→ RECORD SET

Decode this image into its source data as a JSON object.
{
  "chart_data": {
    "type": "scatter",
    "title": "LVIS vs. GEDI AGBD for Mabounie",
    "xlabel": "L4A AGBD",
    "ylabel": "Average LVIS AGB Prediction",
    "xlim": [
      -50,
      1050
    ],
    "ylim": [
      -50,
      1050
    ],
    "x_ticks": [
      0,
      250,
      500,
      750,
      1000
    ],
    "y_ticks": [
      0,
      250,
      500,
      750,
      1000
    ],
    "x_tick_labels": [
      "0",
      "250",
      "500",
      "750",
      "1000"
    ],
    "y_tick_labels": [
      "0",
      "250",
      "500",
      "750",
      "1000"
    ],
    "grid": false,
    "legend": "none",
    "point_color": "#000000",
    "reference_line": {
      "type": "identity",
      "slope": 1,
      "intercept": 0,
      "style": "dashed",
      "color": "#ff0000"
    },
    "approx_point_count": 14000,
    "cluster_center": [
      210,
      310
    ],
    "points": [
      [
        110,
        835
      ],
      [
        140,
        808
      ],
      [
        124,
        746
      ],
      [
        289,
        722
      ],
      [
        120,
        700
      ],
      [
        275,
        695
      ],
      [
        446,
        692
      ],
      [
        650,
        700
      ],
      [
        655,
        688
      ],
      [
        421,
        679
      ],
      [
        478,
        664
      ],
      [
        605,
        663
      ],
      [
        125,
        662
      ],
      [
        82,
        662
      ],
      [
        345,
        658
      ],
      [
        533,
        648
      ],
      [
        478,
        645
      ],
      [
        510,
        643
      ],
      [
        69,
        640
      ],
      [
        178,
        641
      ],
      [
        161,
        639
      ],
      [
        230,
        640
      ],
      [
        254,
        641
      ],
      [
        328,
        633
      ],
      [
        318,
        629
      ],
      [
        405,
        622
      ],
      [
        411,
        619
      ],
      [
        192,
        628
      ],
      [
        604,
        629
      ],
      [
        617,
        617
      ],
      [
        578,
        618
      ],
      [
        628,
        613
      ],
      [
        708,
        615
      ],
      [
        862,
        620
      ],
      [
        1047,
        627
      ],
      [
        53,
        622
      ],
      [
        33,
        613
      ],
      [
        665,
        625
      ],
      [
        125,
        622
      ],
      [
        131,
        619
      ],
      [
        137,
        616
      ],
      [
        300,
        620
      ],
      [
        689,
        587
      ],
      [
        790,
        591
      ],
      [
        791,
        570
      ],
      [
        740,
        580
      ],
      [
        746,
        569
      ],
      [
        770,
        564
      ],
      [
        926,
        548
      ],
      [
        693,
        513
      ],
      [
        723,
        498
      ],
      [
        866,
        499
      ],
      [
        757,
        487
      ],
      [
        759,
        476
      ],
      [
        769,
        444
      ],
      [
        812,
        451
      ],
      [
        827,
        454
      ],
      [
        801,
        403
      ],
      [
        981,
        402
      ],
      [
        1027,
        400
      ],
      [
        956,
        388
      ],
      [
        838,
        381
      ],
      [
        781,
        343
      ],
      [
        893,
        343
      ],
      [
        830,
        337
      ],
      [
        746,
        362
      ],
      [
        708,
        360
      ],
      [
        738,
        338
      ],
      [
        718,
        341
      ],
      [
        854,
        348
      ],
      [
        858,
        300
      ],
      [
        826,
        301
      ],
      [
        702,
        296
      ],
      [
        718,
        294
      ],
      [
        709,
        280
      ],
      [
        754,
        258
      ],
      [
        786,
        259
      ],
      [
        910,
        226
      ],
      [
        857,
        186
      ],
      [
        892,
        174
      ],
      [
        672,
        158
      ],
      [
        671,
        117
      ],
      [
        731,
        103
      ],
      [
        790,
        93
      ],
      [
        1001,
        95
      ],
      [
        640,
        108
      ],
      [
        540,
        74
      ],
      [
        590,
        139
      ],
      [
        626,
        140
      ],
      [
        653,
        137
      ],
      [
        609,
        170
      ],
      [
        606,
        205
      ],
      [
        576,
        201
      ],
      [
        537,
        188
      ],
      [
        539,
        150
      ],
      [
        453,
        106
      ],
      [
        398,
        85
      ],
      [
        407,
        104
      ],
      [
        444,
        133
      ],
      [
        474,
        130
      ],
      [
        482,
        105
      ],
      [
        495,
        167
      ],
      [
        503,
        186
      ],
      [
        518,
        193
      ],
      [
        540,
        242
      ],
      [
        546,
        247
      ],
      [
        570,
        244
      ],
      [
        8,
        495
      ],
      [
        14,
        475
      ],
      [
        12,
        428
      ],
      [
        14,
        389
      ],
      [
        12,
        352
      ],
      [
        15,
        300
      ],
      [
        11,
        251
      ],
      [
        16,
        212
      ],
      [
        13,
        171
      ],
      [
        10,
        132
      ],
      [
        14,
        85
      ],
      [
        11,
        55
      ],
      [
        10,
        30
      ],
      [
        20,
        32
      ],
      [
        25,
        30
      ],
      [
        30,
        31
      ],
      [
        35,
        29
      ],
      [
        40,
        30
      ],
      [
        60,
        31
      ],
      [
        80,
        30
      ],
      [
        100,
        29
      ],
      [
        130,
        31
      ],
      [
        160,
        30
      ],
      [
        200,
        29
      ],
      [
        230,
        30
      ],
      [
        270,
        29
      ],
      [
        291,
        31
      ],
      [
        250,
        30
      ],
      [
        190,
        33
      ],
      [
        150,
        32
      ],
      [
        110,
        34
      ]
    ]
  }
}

→ EXERCISE DIRECTIONS
Read the entries and select each line where the word "LVIS" is found.

→ RESPONSE TO THIS EXERCISE
    "title": "LVIS vs. GEDI AGBD for Mabounie",
    "ylabel": "Average LVIS AGB Prediction",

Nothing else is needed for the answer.